### AIM OF THE TASK
All records given below must be printed word for word.

(Collected data)
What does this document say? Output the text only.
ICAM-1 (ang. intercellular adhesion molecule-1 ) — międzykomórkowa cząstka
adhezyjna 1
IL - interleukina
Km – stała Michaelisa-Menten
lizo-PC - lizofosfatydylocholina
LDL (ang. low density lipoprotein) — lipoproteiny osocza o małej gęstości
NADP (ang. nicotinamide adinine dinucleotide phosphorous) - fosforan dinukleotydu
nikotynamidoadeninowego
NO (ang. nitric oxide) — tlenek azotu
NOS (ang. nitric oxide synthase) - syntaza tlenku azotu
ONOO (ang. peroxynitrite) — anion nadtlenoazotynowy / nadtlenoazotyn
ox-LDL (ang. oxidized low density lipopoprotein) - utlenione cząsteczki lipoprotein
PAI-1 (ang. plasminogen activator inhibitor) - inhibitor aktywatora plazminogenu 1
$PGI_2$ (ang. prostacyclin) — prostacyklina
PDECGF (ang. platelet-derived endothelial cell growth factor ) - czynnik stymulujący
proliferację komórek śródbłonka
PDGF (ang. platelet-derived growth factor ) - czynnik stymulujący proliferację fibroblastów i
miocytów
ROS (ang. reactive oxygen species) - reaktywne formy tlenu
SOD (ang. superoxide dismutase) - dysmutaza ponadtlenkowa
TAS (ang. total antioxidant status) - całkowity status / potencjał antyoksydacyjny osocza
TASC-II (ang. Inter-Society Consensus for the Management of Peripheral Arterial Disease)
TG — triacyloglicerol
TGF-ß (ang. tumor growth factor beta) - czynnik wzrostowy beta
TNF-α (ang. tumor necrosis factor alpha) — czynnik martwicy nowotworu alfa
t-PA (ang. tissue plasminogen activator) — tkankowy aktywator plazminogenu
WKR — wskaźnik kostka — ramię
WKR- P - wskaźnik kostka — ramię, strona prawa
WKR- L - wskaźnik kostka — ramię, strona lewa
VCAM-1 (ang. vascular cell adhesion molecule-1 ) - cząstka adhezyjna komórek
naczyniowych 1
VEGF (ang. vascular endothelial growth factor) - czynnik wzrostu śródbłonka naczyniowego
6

### TASK SOLUTION
What does this document say? Output the text only.
ICAM-1 (ang. intercellular adhesion molecule-1 ) — międzykomórkowa cząstka
adhezyjna 1
IL - interleukina
Km – stała Michaelisa-Menten
lizo-PC - lizofosfatydylocholina
LDL (ang. low density lipoprotein) — lipoproteiny osocza o małej gęstości
NADP (ang. nicotinamide adinine dinucleotide phosphorous) - fosforan dinukleotydu
nikotynamidoadeninowego
NO (ang. nitric oxide) — tlenek azotu
NOS (ang. nitric oxide synthase) - syntaza tlenku azotu
ONOO (ang. peroxynitrite) — anion nadtlenoazotynowy / nadtlenoazotyn
ox-LDL (ang. oxidized low density lipopoprotein) - utlenione cząsteczki lipoprotein
PAI-1 (ang. plasminogen activator inhibitor) - inhibitor aktywatora plazminogenu 1
$PGI_2$ (ang. prostacyclin) — prostacyklina
PDECGF (ang. platelet-derived endothelial cell growth factor ) - czynnik stymulujący
proliferację komórek śródbłonka
PDGF (ang. platelet-derived growth factor ) - czynnik stymulujący proliferację fibroblastów i
miocytów
ROS (ang. reactive oxygen species) - reaktywne formy tlenu
SOD (ang. superoxide dismutase) - dysmutaza ponadtlenkowa
TAS (ang. total antioxidant status) - całkowity status / potencjał antyoksydacyjny osocza
TASC-II (ang. Inter-Society Consensus for the Management of Peripheral Arterial Disease)
TG — triacyloglicerol
TGF-ß (ang. tumor growth factor beta) - czynnik wzrostowy beta
TNF-α (ang. tumor necrosis factor alpha) — czynnik martwicy nowotworu alfa
t-PA (ang. tissue plasminogen activator) — tkankowy aktywator plazminogenu
WKR — wskaźnik kostka — ramię
WKR- P - wskaźnik kostka — ramię, strona prawa
WKR- L - wskaźnik kostka — ramię, strona lewa
VCAM-1 (ang. vascular cell adhesion molecule-1 ) - cząstka adhezyjna komórek
naczyniowych 1
VEGF (ang. vascular endothelial growth factor) - czynnik wzrostu śródbłonka naczyniowego
6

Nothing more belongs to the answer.